### WHAT TO DO
Take each line containing the word "values" and copy it.

(Dataset rows about figures)
-=-=-
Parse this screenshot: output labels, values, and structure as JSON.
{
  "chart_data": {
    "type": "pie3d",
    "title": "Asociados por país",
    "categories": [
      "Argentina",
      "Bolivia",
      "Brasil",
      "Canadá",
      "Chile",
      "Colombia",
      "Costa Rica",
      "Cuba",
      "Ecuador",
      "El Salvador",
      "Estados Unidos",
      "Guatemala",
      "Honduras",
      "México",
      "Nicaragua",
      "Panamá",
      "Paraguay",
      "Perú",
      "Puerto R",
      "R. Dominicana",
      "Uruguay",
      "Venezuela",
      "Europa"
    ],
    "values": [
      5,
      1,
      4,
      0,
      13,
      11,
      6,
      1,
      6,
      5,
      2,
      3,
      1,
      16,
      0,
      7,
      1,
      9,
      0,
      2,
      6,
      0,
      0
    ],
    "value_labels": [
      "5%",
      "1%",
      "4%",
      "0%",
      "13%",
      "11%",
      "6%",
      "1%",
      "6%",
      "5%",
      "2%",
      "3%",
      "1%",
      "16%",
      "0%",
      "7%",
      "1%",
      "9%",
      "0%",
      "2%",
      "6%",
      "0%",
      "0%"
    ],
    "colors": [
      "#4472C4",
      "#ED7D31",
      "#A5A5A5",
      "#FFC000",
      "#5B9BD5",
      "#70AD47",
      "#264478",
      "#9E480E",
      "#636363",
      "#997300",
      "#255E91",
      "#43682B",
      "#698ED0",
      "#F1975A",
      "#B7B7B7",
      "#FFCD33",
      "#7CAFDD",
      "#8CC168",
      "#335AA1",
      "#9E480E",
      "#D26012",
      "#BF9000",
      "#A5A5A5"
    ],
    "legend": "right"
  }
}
-=-=-
### COMPLETE RESPONSE
Parse this screenshot: output labels, values, and structure as JSON.
    "values": [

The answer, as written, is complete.